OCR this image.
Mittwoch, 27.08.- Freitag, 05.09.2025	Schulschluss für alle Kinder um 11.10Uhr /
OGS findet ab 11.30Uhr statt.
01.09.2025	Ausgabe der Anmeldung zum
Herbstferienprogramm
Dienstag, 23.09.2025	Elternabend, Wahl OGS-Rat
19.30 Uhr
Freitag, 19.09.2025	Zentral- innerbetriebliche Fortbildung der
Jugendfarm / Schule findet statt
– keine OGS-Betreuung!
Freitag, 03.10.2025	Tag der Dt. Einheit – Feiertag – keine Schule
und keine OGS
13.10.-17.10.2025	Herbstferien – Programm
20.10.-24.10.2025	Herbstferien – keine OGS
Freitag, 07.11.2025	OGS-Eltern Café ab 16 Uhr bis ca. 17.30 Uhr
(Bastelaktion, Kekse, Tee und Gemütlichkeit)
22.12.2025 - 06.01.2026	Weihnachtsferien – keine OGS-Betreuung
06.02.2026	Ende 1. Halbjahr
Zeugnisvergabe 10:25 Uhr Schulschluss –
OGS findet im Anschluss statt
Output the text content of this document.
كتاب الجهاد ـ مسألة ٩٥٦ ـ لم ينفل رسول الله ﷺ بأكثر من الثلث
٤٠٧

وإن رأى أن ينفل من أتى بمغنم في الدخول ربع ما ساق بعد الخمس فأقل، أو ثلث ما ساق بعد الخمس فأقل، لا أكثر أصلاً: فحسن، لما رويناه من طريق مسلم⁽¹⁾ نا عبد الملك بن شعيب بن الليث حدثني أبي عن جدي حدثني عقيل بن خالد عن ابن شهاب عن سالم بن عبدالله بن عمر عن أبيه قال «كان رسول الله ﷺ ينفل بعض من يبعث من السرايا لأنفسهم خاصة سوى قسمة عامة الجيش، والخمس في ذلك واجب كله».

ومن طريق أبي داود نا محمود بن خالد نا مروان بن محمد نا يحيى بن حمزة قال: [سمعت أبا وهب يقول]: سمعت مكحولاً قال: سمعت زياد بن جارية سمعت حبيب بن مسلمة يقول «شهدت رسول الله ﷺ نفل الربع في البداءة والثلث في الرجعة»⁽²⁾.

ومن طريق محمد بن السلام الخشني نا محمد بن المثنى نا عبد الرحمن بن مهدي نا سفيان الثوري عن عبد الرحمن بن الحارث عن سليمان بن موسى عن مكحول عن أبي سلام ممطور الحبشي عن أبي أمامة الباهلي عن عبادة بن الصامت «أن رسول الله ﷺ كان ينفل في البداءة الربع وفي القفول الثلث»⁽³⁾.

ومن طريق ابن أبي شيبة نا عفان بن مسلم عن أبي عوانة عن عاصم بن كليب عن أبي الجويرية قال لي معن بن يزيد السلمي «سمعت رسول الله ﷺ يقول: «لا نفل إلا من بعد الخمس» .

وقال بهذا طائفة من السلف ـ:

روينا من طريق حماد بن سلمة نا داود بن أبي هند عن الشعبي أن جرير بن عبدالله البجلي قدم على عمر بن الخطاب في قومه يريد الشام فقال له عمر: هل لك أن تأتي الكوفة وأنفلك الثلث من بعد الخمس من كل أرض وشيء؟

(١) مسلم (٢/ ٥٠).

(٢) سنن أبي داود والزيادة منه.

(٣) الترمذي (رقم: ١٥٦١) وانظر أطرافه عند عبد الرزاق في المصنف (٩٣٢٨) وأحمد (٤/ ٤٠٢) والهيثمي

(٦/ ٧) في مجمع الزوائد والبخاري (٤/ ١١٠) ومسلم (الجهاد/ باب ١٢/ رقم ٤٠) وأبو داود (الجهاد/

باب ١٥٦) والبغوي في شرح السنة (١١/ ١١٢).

□ □ □ □ □

Required task: Extract, from the listing above, every line where the string "this" occurs.

Written response:
OCR this image.
Output the text content of this document.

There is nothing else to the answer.